### Work to complete
Determine the count of lines holding "color" and give that count alone.

☆ ☆ ☆ ☆

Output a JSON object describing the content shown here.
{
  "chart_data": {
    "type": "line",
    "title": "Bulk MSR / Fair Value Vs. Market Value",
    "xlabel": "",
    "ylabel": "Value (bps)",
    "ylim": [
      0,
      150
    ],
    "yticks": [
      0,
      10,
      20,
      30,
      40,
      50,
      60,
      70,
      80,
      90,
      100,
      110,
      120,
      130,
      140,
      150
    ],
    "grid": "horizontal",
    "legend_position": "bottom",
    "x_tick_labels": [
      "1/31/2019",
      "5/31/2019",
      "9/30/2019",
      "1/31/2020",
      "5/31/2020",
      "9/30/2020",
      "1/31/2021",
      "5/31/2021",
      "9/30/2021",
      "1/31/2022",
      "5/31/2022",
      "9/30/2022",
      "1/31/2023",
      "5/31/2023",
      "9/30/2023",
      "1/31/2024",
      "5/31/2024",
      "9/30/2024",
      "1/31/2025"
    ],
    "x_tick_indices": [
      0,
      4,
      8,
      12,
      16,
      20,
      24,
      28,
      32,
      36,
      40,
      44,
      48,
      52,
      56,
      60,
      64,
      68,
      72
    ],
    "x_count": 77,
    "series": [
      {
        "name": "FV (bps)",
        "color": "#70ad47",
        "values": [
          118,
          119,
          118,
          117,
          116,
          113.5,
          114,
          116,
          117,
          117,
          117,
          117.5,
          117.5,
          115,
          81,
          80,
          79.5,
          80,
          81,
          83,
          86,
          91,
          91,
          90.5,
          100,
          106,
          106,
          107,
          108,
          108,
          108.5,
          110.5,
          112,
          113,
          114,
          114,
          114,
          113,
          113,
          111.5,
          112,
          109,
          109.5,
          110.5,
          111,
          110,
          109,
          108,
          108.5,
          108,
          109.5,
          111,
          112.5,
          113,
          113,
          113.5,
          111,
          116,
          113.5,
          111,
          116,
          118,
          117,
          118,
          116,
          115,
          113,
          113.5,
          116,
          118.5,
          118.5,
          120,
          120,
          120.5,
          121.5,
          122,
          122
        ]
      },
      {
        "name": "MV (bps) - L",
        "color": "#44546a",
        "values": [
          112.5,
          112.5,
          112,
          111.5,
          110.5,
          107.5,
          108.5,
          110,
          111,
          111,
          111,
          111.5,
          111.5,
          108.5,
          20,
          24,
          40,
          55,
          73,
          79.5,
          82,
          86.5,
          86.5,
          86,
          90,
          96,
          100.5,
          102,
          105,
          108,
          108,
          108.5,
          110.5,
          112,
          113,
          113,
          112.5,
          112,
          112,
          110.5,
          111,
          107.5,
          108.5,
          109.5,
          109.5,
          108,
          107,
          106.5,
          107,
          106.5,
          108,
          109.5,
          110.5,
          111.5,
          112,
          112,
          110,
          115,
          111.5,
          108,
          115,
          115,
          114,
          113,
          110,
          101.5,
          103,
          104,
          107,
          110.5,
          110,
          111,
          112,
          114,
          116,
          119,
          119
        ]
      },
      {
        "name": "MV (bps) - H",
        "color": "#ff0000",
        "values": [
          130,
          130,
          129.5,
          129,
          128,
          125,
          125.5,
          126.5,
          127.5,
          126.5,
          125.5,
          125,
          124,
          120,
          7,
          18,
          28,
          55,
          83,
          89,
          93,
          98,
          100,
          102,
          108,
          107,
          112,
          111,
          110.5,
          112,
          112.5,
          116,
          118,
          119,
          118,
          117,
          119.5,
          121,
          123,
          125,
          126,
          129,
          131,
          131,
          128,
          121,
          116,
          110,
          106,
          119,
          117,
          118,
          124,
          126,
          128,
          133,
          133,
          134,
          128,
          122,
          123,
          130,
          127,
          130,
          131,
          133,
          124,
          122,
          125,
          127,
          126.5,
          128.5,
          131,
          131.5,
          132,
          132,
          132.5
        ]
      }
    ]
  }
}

☆ ☆ ☆ ☆

### Task answer
3